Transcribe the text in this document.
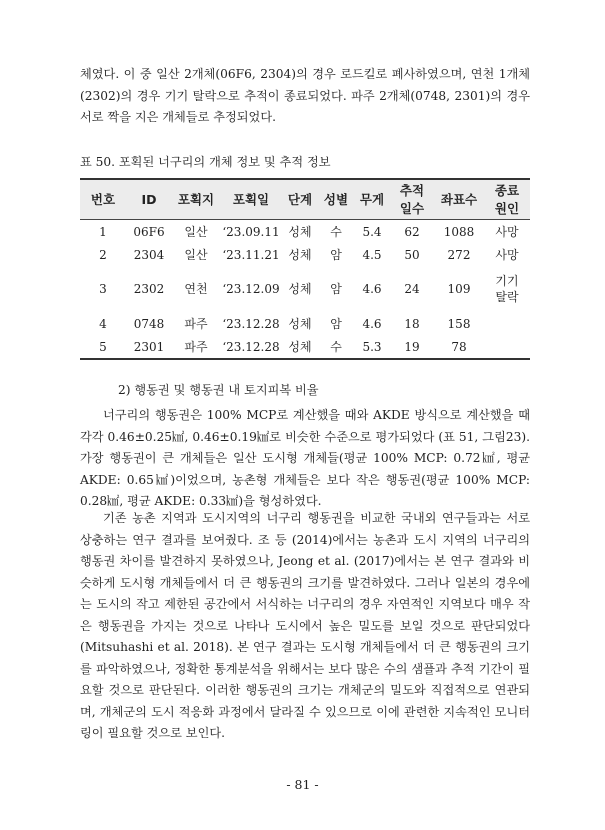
체였다. 이 중 일산 2개체(06F6, 2304)의 경우 로드킬로 폐사하였으며, 연천 1개체(2302)의 경우 기기 탈락으로 추적이 종료되었다. 파주 2개체(0748, 2301)의 경우 서로 짝을 지은 개체들로 추정되었다.

표 50. 포획된 너구리의 개체 정보 및 추적 정보
번호	ID	포획지	포획일	단계	성별	무게	추적
일수	좌표수	종료
원인
1	06F6	일산	‘23.09.11	성체	수	5.4	62	1088	사망
2	2304	일산	‘23.11.21	성체	암	4.5	50	272	사망
3	2302	연천	‘23.12.09	성체	암	4.6	24	109	기기
탈락
4	0748	파주	‘23.12.28	성체	암	4.6	18	158	
5	2301	파주	‘23.12.28	성체	수	5.3	19	78	
2) 행동권 및 행동권 내 토지피복 비율

너구리의 행동권은 100% MCP로 계산했을 때와 AKDE 방식으로 계산했을 때 각각 0.46±0.25㎢, 0.46±0.19㎢로 비슷한 수준으로 평가되었다 (표 51, 그림23). 가장 행동권이 큰 개체들은 일산 도시형 개체들(평균 100% MCP: 0.72㎢, 평균 AKDE: 0.65㎢)이었으며, 농촌형 개체들은 보다 작은 행동권(평균 100% MCP: 0.28㎢, 평균 AKDE: 0.33㎢)을 형성하였다.

기존 농촌 지역과 도시지역의 너구리 행동권을 비교한 국내외 연구들과는 서로 상충하는 연구 결과를 보여줬다. 조 등 (2014)에서는 농촌과 도시 지역의 너구리의 행동권 차이를 발견하지 못하였으나, Jeong et al. (2017)에서는 본 연구 결과와 비슷하게 도시형 개체들에서 더 큰 행동권의 크기를 발견하였다. 그러나 일본의 경우에는 도시의 작고 제한된 공간에서 서식하는 너구리의 경우 자연적인 지역보다 매우 작은 행동권을 가지는 것으로 나타나 도시에서 높은 밀도를 보일 것으로 판단되었다(Mitsuhashi et al. 2018). 본 연구 결과는 도시형 개체들에서 더 큰 행동권의 크기를 파악하였으나, 정확한 통계분석을 위해서는 보다 많은 수의 샘플과 추적 기간이 필요할 것으로 판단된다. 이러한 행동권의 크기는 개체군의 밀도와 직접적으로 연관되며, 개체군의 도시 적응화 과정에서 달라질 수 있으므로 이에 관련한 지속적인 모니터링이 필요할 것으로 보인다.

- 81 -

WORK TO COMPLETE: Select all lines with the word "너구리의" from the entries above.

RESPONSE TO THIS EXERCISE:
표 50. 포획된 너구리의 개체 정보 및 추적 정보
너구리의 행동권은 100% MCP로 계산했을 때와 AKDE 방식으로 계산했을 때 각각 0.46±0.25㎢, 0.46±0.19㎢로 비슷한 수준으로 평가되었다 (표 51, 그림23). 가장 행동권이 큰 개체들은 일산 도시형 개체들(평균 100% MCP: 0.72㎢, 평균 AKDE: 0.65㎢)이었으며, 농촌형 개체들은 보다 작은 행동권(평균 100% MCP: 0.28㎢, 평균 AKDE: 0.33㎢)을 형성하였다.
기존 농촌 지역과 도시지역의 너구리 행동권을 비교한 국내외 연구들과는 서로 상충하는 연구 결과를 보여줬다. 조 등 (2014)에서는 농촌과 도시 지역의 너구리의 행동권 차이를 발견하지 못하였으나, Jeong et al. (2017)에서는 본 연구 결과와 비슷하게 도시형 개체들에서 더 큰 행동권의 크기를 발견하였다. 그러나 일본의 경우에는 도시의 작고 제한된 공간에서 서식하는 너구리의 경우 자연적인 지역보다 매우 작은 행동권을 가지는 것으로 나타나 도시에서 높은 밀도를 보일 것으로 판단되었다(Mitsuhashi et al. 2018). 본 연구 결과는 도시형 개체들에서 더 큰 행동권의 크기를 파악하였으나, 정확한 통계분석을 위해서는 보다 많은 수의 샘플과 추적 기간이 필요할 것으로 판단된다. 이러한 행동권의 크기는 개체군의 밀도와 직접적으로 연관되며, 개체군의 도시 적응화 과정에서 달라질 수 있으므로 이에 관련한 지속적인 모니터링이 필요할 것으로 보인다.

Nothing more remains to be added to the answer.